Set exercise: From the entries that follow, extract each line holding the string "Power".

Raw records:
++++++++++++++++++++

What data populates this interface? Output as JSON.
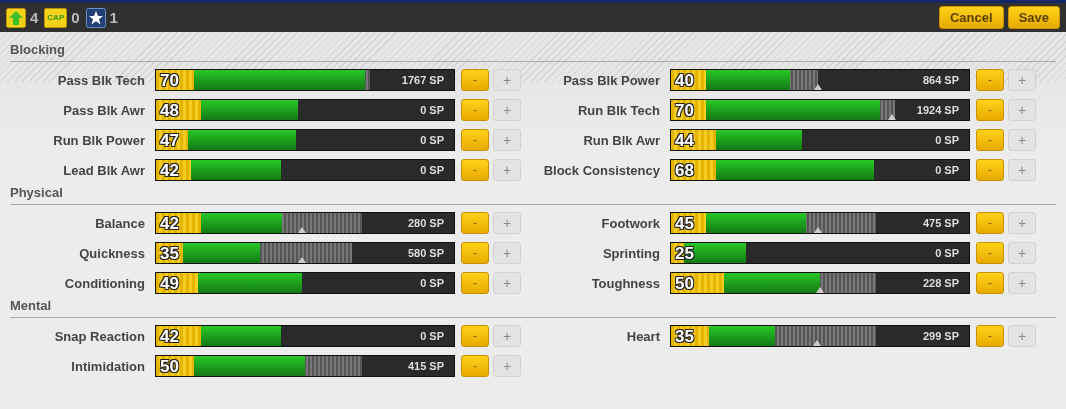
{
  "header": {
    "counters": [
      {
        "kind": "upgrade",
        "count": "4"
      },
      {
        "kind": "cap",
        "icon_text": "CAP",
        "count": "0"
      },
      {
        "kind": "star",
        "count": "1"
      }
    ],
    "buttons": [
      {
        "label": "Cancel"
      },
      {
        "label": "Save"
      }
    ]
  },
  "sections": [
    {
      "title": "Blocking",
      "stats": [
        {
          "name": "Pass Blk Tech",
          "value": "70",
          "sp": "1767 SP",
          "segments": [
            {
              "kind": "cap",
              "level": 0.717
            },
            {
              "kind": "current",
              "level": 0.703
            },
            {
              "kind": "base",
              "level": 0.127
            }
          ],
          "minus": {
            "label": "-",
            "disabled": false
          },
          "plus": {
            "label": "+",
            "disabled": true
          }
        },
        {
          "name": "Pass Blk Power",
          "value": "40",
          "sp": "864 SP",
          "segments": [
            {
              "kind": "cap",
              "level": 0.493
            },
            {
              "kind": "current",
              "level": 0.4
            },
            {
              "kind": "base",
              "level": 0.117
            },
            {
              "kind": "marker",
              "level": 0.493
            }
          ],
          "minus": {
            "label": "-",
            "disabled": false
          },
          "plus": {
            "label": "+",
            "disabled": true
          }
        },
        {
          "name": "Pass Blk Awr",
          "value": "48",
          "sp": "0 SP",
          "segments": [
            {
              "kind": "current",
              "level": 0.477
            },
            {
              "kind": "base",
              "level": 0.15
            }
          ],
          "minus": {
            "label": "-",
            "disabled": false
          },
          "plus": {
            "label": "+",
            "disabled": true
          }
        },
        {
          "name": "Run Blk Tech",
          "value": "70",
          "sp": "1924 SP",
          "segments": [
            {
              "kind": "cap",
              "level": 0.75
            },
            {
              "kind": "current",
              "level": 0.7
            },
            {
              "kind": "base",
              "level": 0.117
            },
            {
              "kind": "marker",
              "level": 0.74
            }
          ],
          "minus": {
            "label": "-",
            "disabled": false
          },
          "plus": {
            "label": "+",
            "disabled": true
          }
        },
        {
          "name": "Run Blk Power",
          "value": "47",
          "sp": "0 SP",
          "segments": [
            {
              "kind": "current",
              "level": 0.47
            },
            {
              "kind": "base",
              "level": 0.107
            }
          ],
          "minus": {
            "label": "-",
            "disabled": false
          },
          "plus": {
            "label": "+",
            "disabled": true
          }
        },
        {
          "name": "Run Blk Awr",
          "value": "44",
          "sp": "0 SP",
          "segments": [
            {
              "kind": "current",
              "level": 0.44
            },
            {
              "kind": "base",
              "level": 0.15
            }
          ],
          "minus": {
            "label": "-",
            "disabled": false
          },
          "plus": {
            "label": "+",
            "disabled": true
          }
        },
        {
          "name": "Lead Blk Awr",
          "value": "42",
          "sp": "0 SP",
          "segments": [
            {
              "kind": "current",
              "level": 0.42
            },
            {
              "kind": "base",
              "level": 0.117
            }
          ],
          "minus": {
            "label": "-",
            "disabled": false
          },
          "plus": {
            "label": "+",
            "disabled": true
          }
        },
        {
          "name": "Block Consistency",
          "value": "68",
          "sp": "0 SP",
          "segments": [
            {
              "kind": "current",
              "level": 0.68
            },
            {
              "kind": "base",
              "level": 0.15
            }
          ],
          "minus": {
            "label": "-",
            "disabled": false
          },
          "plus": {
            "label": "+",
            "disabled": true
          }
        }
      ]
    },
    {
      "title": "Physical",
      "stats": [
        {
          "name": "Balance",
          "value": "42",
          "sp": "280 SP",
          "segments": [
            {
              "kind": "cap",
              "level": 0.69
            },
            {
              "kind": "current",
              "level": 0.423
            },
            {
              "kind": "base",
              "level": 0.15
            },
            {
              "kind": "marker",
              "level": 0.49
            }
          ],
          "minus": {
            "label": "-",
            "disabled": false
          },
          "plus": {
            "label": "+",
            "disabled": true
          }
        },
        {
          "name": "Footwork",
          "value": "45",
          "sp": "475 SP",
          "segments": [
            {
              "kind": "cap",
              "level": 0.687
            },
            {
              "kind": "current",
              "level": 0.453
            },
            {
              "kind": "base",
              "level": 0.117
            },
            {
              "kind": "marker",
              "level": 0.493
            }
          ],
          "minus": {
            "label": "-",
            "disabled": false
          },
          "plus": {
            "label": "+",
            "disabled": true
          }
        },
        {
          "name": "Quickness",
          "value": "35",
          "sp": "580 SP",
          "segments": [
            {
              "kind": "cap",
              "level": 0.657
            },
            {
              "kind": "current",
              "level": 0.35
            },
            {
              "kind": "base",
              "level": 0.09
            },
            {
              "kind": "marker",
              "level": 0.49
            }
          ],
          "minus": {
            "label": "-",
            "disabled": false
          },
          "plus": {
            "label": "+",
            "disabled": true
          }
        },
        {
          "name": "Sprinting",
          "value": "25",
          "sp": "0 SP",
          "segments": [
            {
              "kind": "current",
              "level": 0.25
            },
            {
              "kind": "base",
              "level": 0.043
            }
          ],
          "minus": {
            "label": "-",
            "disabled": false
          },
          "plus": {
            "label": "+",
            "disabled": true
          }
        },
        {
          "name": "Conditioning",
          "value": "49",
          "sp": "0 SP",
          "segments": [
            {
              "kind": "current",
              "level": 0.49
            },
            {
              "kind": "base",
              "level": 0.14
            }
          ],
          "minus": {
            "label": "-",
            "disabled": false
          },
          "plus": {
            "label": "+",
            "disabled": true
          }
        },
        {
          "name": "Toughness",
          "value": "50",
          "sp": "228 SP",
          "segments": [
            {
              "kind": "cap",
              "level": 0.687
            },
            {
              "kind": "current",
              "level": 0.5
            },
            {
              "kind": "base",
              "level": 0.177
            },
            {
              "kind": "marker",
              "level": 0.5
            }
          ],
          "minus": {
            "label": "-",
            "disabled": false
          },
          "plus": {
            "label": "+",
            "disabled": true
          }
        }
      ]
    },
    {
      "title": "Mental",
      "stats": [
        {
          "name": "Snap Reaction",
          "value": "42",
          "sp": "0 SP",
          "segments": [
            {
              "kind": "current",
              "level": 0.42
            },
            {
              "kind": "base",
              "level": 0.15
            }
          ],
          "minus": {
            "label": "-",
            "disabled": false
          },
          "plus": {
            "label": "+",
            "disabled": true
          }
        },
        {
          "name": "Heart",
          "value": "35",
          "sp": "299 SP",
          "segments": [
            {
              "kind": "cap",
              "level": 0.687
            },
            {
              "kind": "current",
              "level": 0.35
            },
            {
              "kind": "base",
              "level": 0.127
            },
            {
              "kind": "marker",
              "level": 0.49
            }
          ],
          "minus": {
            "label": "-",
            "disabled": false
          },
          "plus": {
            "label": "+",
            "disabled": true
          }
        },
        {
          "name": "Intimidation",
          "value": "50",
          "sp": "415 SP",
          "segments": [
            {
              "kind": "cap",
              "level": 0.69
            },
            {
              "kind": "current",
              "level": 0.5
            },
            {
              "kind": "base",
              "level": 0.127
            }
          ],
          "minus": {
            "label": "-",
            "disabled": false
          },
          "plus": {
            "label": "+",
            "disabled": true
          }
        }
      ]
    }
  ]
}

++++++++++++++++++++

Expected output:
          "name": "Pass Blk Power",
          "name": "Run Blk Power",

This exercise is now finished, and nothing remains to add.